Exercise directions =>
The entries below contain pictures. Retype everything except those pictures, exactly as given.

[Excerpt from a dataset]
▼
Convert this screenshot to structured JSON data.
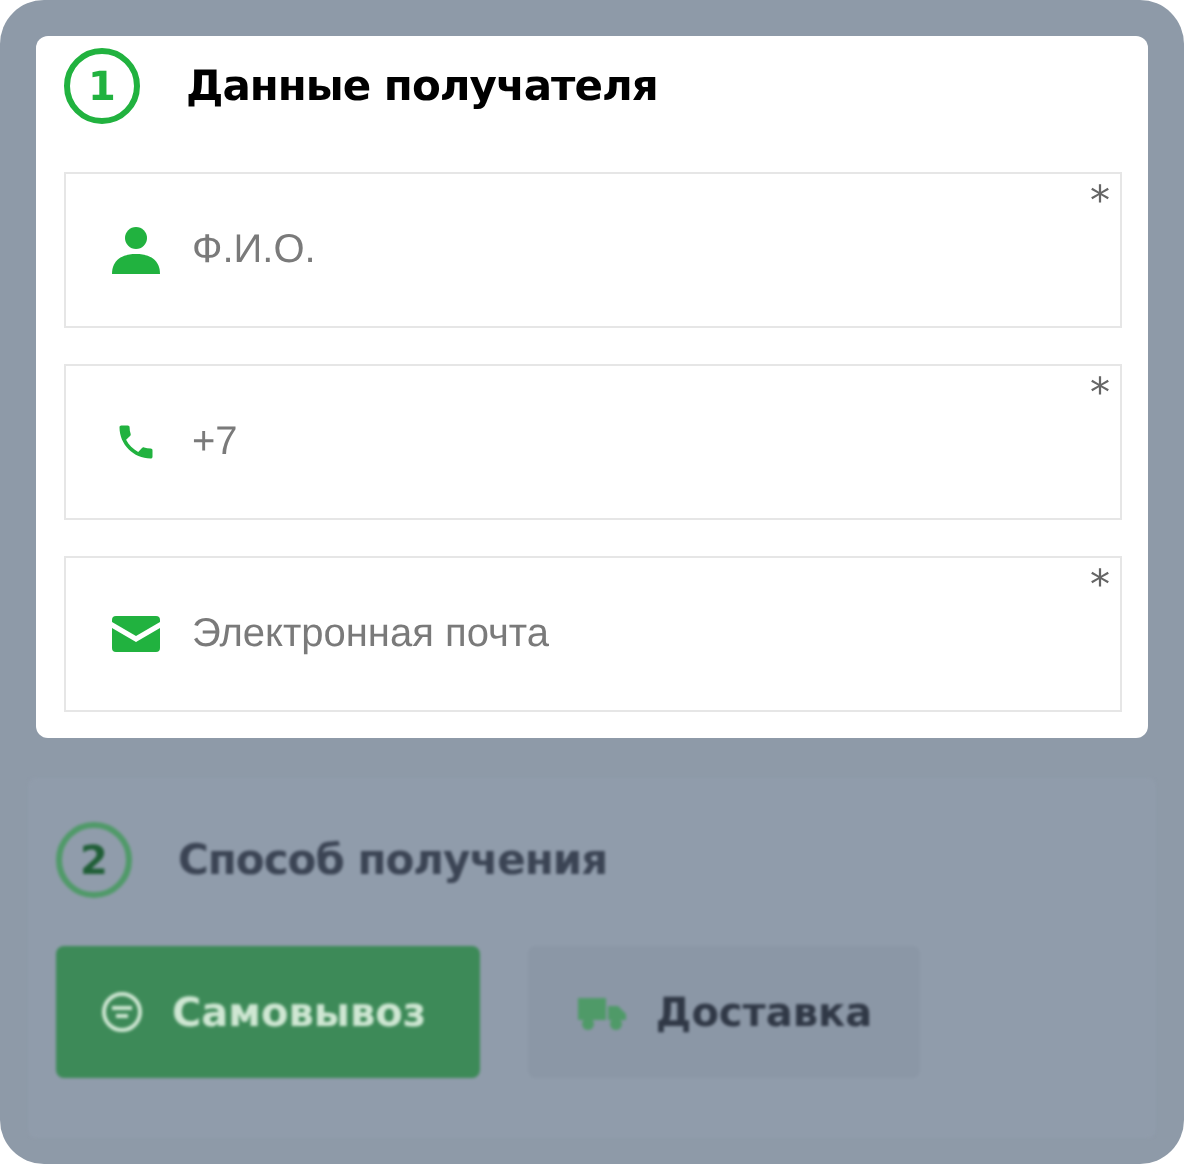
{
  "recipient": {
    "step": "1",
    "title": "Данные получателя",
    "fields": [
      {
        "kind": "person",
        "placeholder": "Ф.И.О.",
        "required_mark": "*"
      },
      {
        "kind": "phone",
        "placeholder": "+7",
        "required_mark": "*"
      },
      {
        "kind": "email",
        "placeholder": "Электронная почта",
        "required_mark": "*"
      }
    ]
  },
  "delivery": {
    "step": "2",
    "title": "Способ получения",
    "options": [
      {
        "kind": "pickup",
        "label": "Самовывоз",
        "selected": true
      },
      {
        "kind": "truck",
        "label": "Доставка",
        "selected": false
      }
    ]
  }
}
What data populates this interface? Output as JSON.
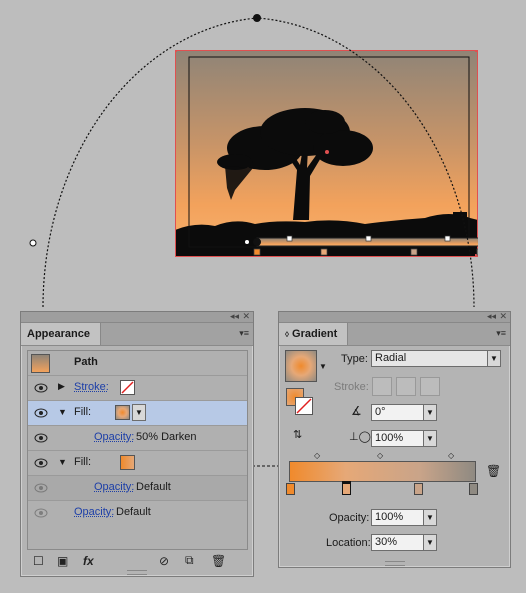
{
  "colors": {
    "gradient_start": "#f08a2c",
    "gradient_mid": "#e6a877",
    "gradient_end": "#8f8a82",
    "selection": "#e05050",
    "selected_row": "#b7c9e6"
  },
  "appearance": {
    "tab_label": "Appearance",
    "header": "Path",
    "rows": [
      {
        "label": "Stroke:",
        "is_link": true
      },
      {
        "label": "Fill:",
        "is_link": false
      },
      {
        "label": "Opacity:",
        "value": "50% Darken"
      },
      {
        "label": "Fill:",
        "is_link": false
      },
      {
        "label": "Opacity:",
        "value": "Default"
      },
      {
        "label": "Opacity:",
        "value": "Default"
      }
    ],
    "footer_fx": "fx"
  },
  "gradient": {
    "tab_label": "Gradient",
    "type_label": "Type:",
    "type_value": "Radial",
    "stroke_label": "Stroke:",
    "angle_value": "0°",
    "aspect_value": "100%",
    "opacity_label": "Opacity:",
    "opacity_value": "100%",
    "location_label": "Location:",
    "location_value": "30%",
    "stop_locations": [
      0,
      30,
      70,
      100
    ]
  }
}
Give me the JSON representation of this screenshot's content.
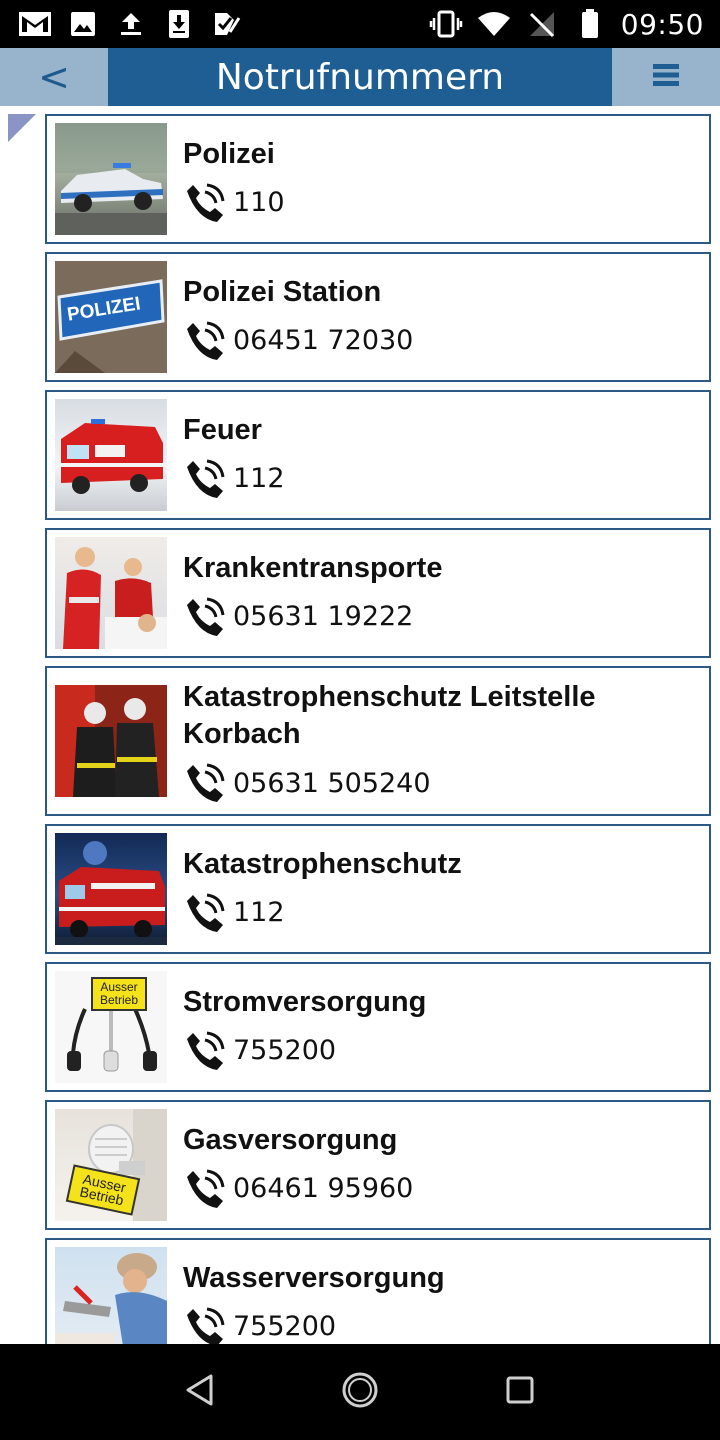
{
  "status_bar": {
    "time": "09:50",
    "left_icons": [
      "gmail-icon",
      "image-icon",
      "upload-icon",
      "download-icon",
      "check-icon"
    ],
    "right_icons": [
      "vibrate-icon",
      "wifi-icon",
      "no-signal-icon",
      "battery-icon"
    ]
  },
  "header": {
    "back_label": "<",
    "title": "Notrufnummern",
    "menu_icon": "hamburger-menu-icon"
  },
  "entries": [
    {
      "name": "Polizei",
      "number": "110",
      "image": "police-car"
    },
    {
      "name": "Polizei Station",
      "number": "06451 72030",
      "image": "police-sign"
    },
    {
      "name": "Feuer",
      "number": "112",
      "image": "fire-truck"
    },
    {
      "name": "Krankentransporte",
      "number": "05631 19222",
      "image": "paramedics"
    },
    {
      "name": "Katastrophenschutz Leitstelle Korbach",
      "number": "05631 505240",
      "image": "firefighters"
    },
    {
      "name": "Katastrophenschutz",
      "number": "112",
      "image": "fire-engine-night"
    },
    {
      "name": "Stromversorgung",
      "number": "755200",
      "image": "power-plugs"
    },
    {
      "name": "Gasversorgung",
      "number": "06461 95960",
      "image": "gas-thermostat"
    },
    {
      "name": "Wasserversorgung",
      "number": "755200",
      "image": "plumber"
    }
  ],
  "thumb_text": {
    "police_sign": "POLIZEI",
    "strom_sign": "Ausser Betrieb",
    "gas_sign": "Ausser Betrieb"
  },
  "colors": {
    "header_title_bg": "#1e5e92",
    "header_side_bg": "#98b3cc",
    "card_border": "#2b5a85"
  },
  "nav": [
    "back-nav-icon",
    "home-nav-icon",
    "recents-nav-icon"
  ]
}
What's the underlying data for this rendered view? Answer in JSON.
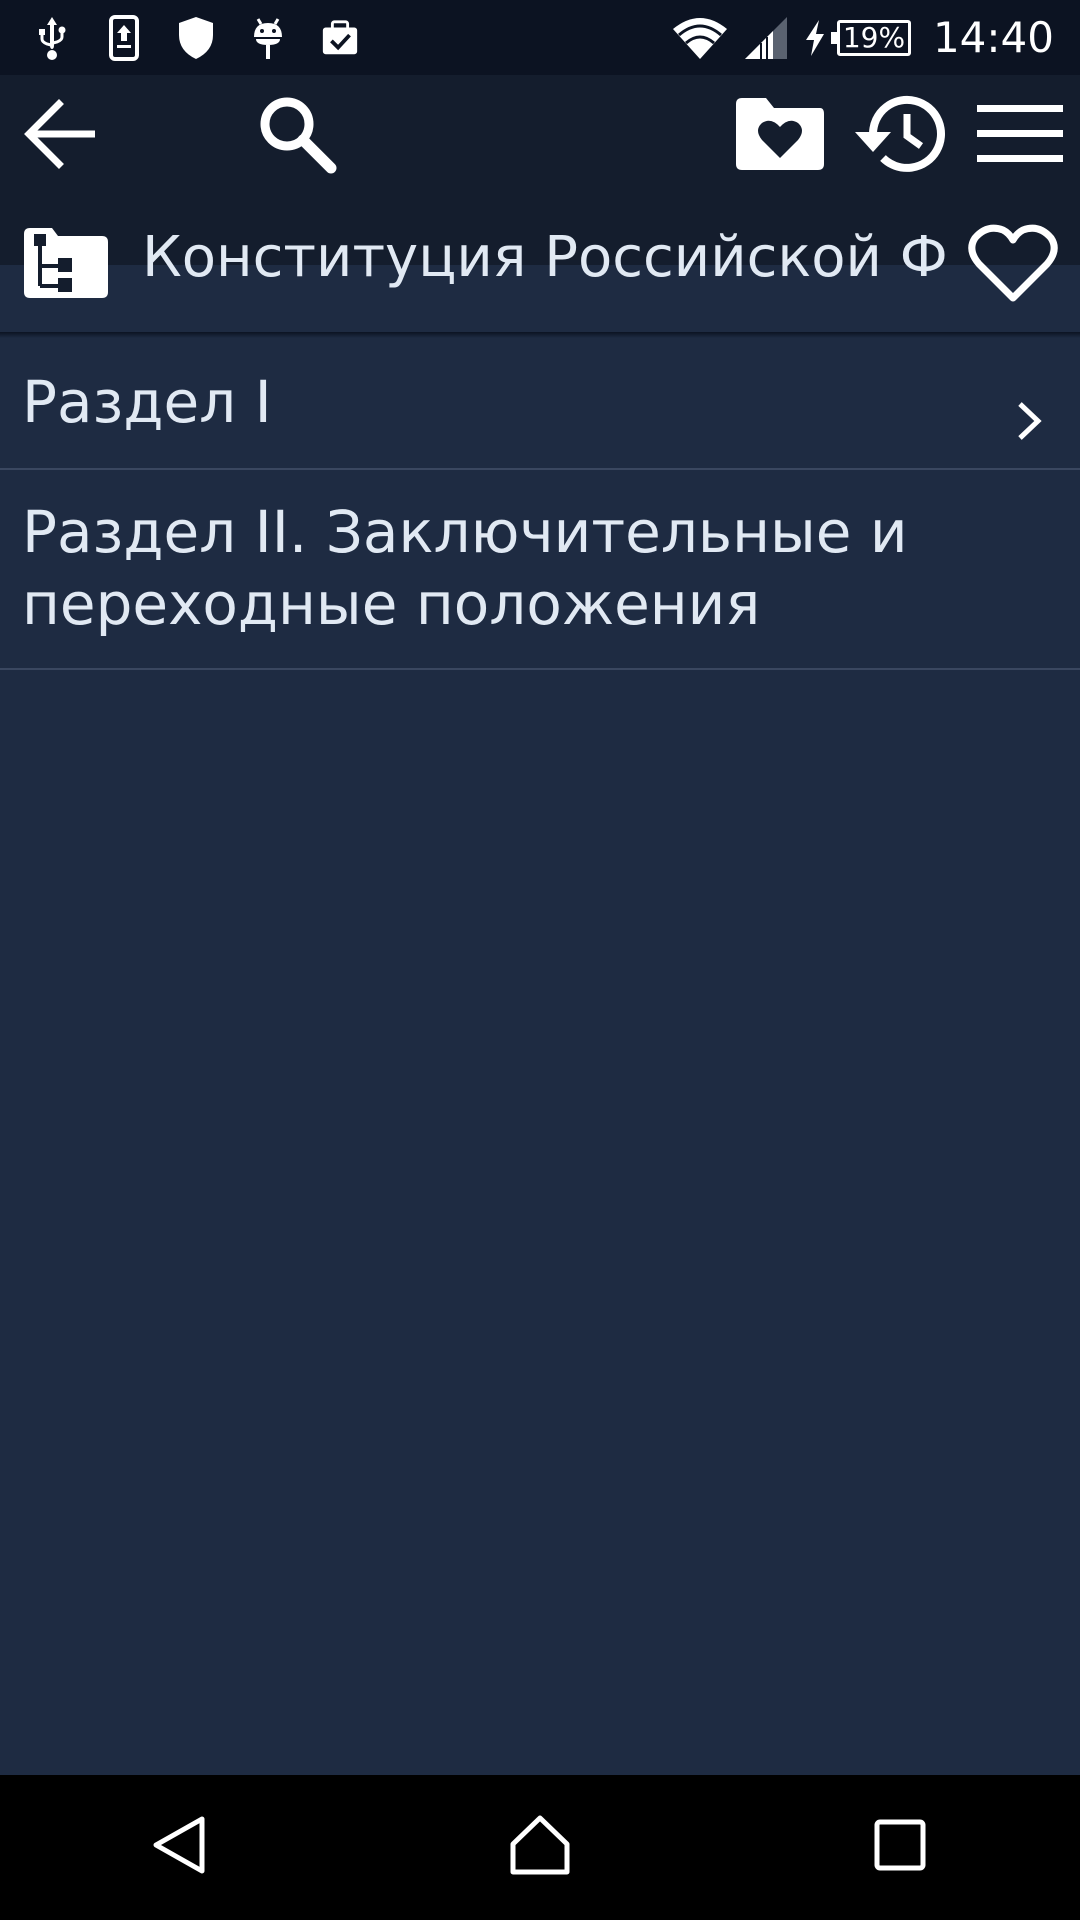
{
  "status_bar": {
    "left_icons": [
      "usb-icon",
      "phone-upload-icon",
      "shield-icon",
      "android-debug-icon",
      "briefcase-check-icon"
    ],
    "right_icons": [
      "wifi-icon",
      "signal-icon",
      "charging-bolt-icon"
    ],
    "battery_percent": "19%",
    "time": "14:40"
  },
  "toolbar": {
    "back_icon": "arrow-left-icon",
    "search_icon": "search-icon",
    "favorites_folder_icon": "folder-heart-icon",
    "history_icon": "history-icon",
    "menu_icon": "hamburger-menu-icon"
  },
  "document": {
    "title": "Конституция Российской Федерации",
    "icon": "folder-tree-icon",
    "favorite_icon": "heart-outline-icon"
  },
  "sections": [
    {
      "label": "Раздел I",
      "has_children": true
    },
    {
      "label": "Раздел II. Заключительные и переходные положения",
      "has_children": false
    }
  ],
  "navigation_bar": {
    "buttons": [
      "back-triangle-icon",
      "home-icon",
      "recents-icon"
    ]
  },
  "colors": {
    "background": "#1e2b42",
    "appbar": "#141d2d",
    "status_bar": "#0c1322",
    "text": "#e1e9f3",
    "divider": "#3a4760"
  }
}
▲
Exercise result =>
Convert this screenshot to structured JSON data.
{
  "recipient": {
    "step": "1",
    "title": "Данные получателя",
    "fields": [
      {
        "kind": "person",
        "placeholder": "Ф.И.О.",
        "required_mark": "*"
      },
      {
        "kind": "phone",
        "placeholder": "+7",
        "required_mark": "*"
      },
      {
        "kind": "email",
        "placeholder": "Электронная почта",
        "required_mark": "*"
      }
    ]
  },
  "delivery": {
    "step": "2",
    "title": "Способ получения",
    "options": [
      {
        "kind": "pickup",
        "label": "Самовывоз",
        "selected": true
      },
      {
        "kind": "truck",
        "label": "Доставка",
        "selected": false
      }
    ]
  }
}
What data populates this interface? Output as JSON.
{
  "colors": {
    "gradient_start": "#f08a2c",
    "gradient_mid": "#e6a877",
    "gradient_end": "#8f8a82",
    "selection": "#e05050",
    "selected_row": "#b7c9e6"
  },
  "appearance": {
    "tab_label": "Appearance",
    "header": "Path",
    "rows": [
      {
        "label": "Stroke:",
        "is_link": true
      },
      {
        "label": "Fill:",
        "is_link": false
      },
      {
        "label": "Opacity:",
        "value": "50% Darken"
      },
      {
        "label": "Fill:",
        "is_link": false
      },
      {
        "label": "Opacity:",
        "value": "Default"
      },
      {
        "label": "Opacity:",
        "value": "Default"
      }
    ],
    "footer_fx": "fx"
  },
  "gradient": {
    "tab_label": "Gradient",
    "type_label": "Type:",
    "type_value": "Radial",
    "stroke_label": "Stroke:",
    "angle_value": "0°",
    "aspect_value": "100%",
    "opacity_label": "Opacity:",
    "opacity_value": "100%",
    "location_label": "Location:",
    "location_value": "30%",
    "stop_locations": [
      0,
      30,
      70,
      100
    ]
  }
}
Give me the JSON representation of this screenshot's content.
{
  "status_bar": {
    "time": "09:50",
    "left_icons": [
      "gmail-icon",
      "image-icon",
      "upload-icon",
      "download-icon",
      "check-icon"
    ],
    "right_icons": [
      "vibrate-icon",
      "wifi-icon",
      "no-signal-icon",
      "battery-icon"
    ]
  },
  "header": {
    "back_label": "<",
    "title": "Notrufnummern",
    "menu_icon": "hamburger-menu-icon"
  },
  "entries": [
    {
      "name": "Polizei",
      "number": "110",
      "image": "police-car"
    },
    {
      "name": "Polizei Station",
      "number": "06451 72030",
      "image": "police-sign"
    },
    {
      "name": "Feuer",
      "number": "112",
      "image": "fire-truck"
    },
    {
      "name": "Krankentransporte",
      "number": "05631 19222",
      "image": "paramedics"
    },
    {
      "name": "Katastrophenschutz Leitstelle Korbach",
      "number": "05631 505240",
      "image": "firefighters"
    },
    {
      "name": "Katastrophenschutz",
      "number": "112",
      "image": "fire-engine-night"
    },
    {
      "name": "Stromversorgung",
      "number": "755200",
      "image": "power-plugs"
    },
    {
      "name": "Gasversorgung",
      "number": "06461 95960",
      "image": "gas-thermostat"
    },
    {
      "name": "Wasserversorgung",
      "number": "755200",
      "image": "plumber"
    }
  ],
  "thumb_text": {
    "police_sign": "POLIZEI",
    "strom_sign": "Ausser Betrieb",
    "gas_sign": "Ausser Betrieb"
  },
  "colors": {
    "header_title_bg": "#1e5e92",
    "header_side_bg": "#98b3cc",
    "card_border": "#2b5a85"
  },
  "nav": [
    "back-nav-icon",
    "home-nav-icon",
    "recents-nav-icon"
  ]
}
What's the underlying data for this rendered view? Answer in JSON.
{
  "status_bar": {
    "left_icons": [
      "usb-icon",
      "phone-upload-icon",
      "shield-icon",
      "android-debug-icon",
      "briefcase-check-icon"
    ],
    "right_icons": [
      "wifi-icon",
      "signal-icon",
      "charging-bolt-icon"
    ],
    "battery_percent": "19%",
    "time": "14:40"
  },
  "toolbar": {
    "back_icon": "arrow-left-icon",
    "search_icon": "search-icon",
    "favorites_folder_icon": "folder-heart-icon",
    "history_icon": "history-icon",
    "menu_icon": "hamburger-menu-icon"
  },
  "document": {
    "title": "Конституция Российской Федерации",
    "icon": "folder-tree-icon",
    "favorite_icon": "heart-outline-icon"
  },
  "sections": [
    {
      "label": "Раздел I",
      "has_children": true
    },
    {
      "label": "Раздел II. Заключительные и переходные положения",
      "has_children": false
    }
  ],
  "navigation_bar": {
    "buttons": [
      "back-triangle-icon",
      "home-icon",
      "recents-icon"
    ]
  },
  "colors": {
    "background": "#1e2b42",
    "appbar": "#141d2d",
    "status_bar": "#0c1322",
    "text": "#e1e9f3",
    "divider": "#3a4760"
  }
}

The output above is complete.